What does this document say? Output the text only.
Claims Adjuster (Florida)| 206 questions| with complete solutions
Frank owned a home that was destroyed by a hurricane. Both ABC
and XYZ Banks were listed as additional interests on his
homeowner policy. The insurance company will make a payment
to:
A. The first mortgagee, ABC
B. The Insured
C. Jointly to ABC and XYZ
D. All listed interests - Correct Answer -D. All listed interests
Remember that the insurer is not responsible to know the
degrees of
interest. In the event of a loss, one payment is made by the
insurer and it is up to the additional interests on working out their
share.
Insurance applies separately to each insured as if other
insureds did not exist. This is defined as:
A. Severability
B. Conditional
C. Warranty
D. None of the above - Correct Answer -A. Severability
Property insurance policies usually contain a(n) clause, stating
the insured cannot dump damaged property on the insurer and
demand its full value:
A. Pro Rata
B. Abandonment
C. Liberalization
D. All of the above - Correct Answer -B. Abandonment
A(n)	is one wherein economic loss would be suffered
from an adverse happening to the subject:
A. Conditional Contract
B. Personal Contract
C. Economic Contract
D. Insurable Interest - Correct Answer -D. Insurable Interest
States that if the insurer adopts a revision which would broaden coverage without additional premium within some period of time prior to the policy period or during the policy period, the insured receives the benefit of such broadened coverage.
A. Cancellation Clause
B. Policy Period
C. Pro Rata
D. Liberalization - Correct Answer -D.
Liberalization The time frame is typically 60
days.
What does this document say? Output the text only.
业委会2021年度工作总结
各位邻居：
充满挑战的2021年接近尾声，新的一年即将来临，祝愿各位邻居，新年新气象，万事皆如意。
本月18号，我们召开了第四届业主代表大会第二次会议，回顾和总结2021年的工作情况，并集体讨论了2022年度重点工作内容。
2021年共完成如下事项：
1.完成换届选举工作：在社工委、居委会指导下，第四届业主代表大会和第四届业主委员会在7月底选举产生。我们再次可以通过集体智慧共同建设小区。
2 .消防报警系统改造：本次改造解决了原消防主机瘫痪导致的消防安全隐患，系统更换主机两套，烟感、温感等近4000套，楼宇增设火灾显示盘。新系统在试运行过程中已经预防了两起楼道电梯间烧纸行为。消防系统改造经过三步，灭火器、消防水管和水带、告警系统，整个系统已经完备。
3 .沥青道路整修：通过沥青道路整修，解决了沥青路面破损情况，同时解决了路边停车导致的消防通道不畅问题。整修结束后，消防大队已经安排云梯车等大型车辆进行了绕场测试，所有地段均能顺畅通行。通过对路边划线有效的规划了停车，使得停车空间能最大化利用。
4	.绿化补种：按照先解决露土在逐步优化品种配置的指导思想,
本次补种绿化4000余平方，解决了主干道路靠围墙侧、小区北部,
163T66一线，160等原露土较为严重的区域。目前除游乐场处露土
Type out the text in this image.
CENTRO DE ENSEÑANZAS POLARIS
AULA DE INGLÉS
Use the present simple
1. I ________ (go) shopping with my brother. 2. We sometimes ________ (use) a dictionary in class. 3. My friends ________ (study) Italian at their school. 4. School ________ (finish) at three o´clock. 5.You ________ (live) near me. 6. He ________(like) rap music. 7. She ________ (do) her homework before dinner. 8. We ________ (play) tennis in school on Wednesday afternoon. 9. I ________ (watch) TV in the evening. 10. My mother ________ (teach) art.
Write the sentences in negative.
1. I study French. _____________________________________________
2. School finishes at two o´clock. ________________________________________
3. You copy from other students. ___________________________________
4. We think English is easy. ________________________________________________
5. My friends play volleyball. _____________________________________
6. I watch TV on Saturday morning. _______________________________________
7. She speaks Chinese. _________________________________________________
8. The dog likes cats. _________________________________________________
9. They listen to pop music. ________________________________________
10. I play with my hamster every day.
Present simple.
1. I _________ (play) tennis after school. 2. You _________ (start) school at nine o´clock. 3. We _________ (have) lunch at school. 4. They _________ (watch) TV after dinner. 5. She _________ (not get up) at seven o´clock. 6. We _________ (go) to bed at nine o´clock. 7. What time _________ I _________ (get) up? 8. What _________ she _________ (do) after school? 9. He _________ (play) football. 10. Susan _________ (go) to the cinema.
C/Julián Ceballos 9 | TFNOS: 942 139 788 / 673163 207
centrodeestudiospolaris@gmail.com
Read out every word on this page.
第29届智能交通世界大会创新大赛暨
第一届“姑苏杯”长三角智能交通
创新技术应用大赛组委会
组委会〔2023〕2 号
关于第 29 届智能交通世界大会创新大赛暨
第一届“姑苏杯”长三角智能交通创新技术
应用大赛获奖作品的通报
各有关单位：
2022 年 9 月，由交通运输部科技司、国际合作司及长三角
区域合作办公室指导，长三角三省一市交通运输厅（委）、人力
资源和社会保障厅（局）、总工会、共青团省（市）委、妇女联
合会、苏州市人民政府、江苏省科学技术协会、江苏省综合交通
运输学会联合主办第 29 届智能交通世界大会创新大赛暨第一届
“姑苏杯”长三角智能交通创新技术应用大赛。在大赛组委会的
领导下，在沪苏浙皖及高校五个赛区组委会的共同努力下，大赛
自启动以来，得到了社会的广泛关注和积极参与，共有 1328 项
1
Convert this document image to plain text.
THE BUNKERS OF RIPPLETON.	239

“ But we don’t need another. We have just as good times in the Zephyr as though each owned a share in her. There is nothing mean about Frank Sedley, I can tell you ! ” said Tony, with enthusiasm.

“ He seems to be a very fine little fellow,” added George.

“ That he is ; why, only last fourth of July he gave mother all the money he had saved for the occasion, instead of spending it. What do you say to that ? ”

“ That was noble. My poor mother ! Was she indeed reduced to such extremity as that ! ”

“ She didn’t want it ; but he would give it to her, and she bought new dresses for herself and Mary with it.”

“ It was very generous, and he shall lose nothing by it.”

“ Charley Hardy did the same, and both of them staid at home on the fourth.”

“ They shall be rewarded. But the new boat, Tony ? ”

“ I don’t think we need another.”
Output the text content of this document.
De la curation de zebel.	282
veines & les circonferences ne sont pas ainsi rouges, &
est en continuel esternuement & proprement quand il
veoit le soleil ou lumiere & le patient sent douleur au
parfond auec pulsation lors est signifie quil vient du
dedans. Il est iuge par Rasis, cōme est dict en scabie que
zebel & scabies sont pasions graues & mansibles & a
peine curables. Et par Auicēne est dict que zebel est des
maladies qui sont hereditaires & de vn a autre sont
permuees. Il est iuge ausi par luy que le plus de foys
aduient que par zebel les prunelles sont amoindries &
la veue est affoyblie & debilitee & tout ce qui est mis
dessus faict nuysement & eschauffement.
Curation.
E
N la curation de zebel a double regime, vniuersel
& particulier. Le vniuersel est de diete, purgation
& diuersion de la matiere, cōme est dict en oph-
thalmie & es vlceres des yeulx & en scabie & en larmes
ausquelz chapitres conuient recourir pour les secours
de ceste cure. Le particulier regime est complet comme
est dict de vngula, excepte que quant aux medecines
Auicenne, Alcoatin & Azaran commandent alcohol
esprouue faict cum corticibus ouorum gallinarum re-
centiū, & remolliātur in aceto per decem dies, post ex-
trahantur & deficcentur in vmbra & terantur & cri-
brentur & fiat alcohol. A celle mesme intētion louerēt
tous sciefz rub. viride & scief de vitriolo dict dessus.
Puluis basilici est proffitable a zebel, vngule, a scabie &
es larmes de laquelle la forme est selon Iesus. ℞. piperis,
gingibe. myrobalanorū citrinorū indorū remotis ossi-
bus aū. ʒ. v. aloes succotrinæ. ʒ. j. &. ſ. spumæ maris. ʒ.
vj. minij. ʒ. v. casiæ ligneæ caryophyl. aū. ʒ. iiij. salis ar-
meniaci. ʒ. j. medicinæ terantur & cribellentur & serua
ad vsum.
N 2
******
**DIRECTIVE:**
Copy each line above containing the string "tennis".

**SOLUTION FOR THIS PROBLEM:**
1. I ________ (go) shopping with my brother. 2. We sometimes ________ (use) a dictionary in class. 3. My friends ________ (study) Italian at their school. 4. School ________ (finish) at three o´clock. 5.You ________ (live) near me. 6. He ________(like) rap music. 7. She ________ (do) her homework before dinner. 8. We ________ (play) tennis in school on Wednesday afternoon. 9. I ________ (watch) TV in the evening. 10. My mother ________ (teach) art.
1. I _________ (play) tennis after school. 2. You _________ (start) school at nine o´clock. 3. We _________ (have) lunch at school. 4. They _________ (watch) TV after dinner. 5. She _________ (not get up) at seven o´clock. 6. We _________ (go) to bed at nine o´clock. 7. What time _________ I _________ (get) up? 8. What _________ she _________ (do) after school? 9. He _________ (play) football. 10. Susan _________ (go) to the cinema.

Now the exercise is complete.